• Set exercise:
Every line of the records below should be restated exactly.

◇ ◇ ◇ ◇

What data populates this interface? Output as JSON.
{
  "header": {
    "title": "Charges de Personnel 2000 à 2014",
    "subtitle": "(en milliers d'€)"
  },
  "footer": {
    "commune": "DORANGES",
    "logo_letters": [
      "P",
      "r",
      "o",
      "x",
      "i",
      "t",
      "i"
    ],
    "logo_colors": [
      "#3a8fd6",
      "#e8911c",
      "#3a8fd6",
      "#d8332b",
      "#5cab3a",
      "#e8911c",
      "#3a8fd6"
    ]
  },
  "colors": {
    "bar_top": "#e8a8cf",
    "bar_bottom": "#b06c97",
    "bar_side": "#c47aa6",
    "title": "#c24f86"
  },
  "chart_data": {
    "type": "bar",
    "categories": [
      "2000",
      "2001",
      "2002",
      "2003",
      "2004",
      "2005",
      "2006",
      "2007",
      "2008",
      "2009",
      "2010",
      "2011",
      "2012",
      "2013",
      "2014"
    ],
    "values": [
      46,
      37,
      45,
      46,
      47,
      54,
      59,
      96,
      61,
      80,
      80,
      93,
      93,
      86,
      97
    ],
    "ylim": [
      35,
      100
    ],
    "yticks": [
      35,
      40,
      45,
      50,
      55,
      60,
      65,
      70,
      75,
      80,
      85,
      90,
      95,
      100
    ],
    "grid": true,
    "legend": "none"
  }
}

◇ ◇ ◇ ◇

• The completed task:
What data populates this interface? Output as JSON.
{
  "header": {
    "title": "Charges de Personnel 2000 à 2014",
    "subtitle": "(en milliers d'€)"
  },
  "footer": {
    "commune": "DORANGES",
    "logo_letters": [
      "P",
      "r",
      "o",
      "x",
      "i",
      "t",
      "i"
    ],
    "logo_colors": [
      "#3a8fd6",
      "#e8911c",
      "#3a8fd6",
      "#d8332b",
      "#5cab3a",
      "#e8911c",
      "#3a8fd6"
    ]
  },
  "colors": {
    "bar_top": "#e8a8cf",
    "bar_bottom": "#b06c97",
    "bar_side": "#c47aa6",
    "title": "#c24f86"
  },
  "chart_data": {
    "type": "bar",
    "categories": [
      "2000",
      "2001",
      "2002",
      "2003",
      "2004",
      "2005",
      "2006",
      "2007",
      "2008",
      "2009",
      "2010",
      "2011",
      "2012",
      "2013",
      "2014"
    ],
    "values": [
      46,
      37,
      45,
      46,
      47,
      54,
      59,
      96,
      61,
      80,
      80,
      93,
      93,
      86,
      97
    ],
    "ylim": [
      35,
      100
    ],
    "yticks": [
      35,
      40,
      45,
      50,
      55,
      60,
      65,
      70,
      75,
      80,
      85,
      90,
      95,
      100
    ],
    "grid": true,
    "legend": "none"
  }
}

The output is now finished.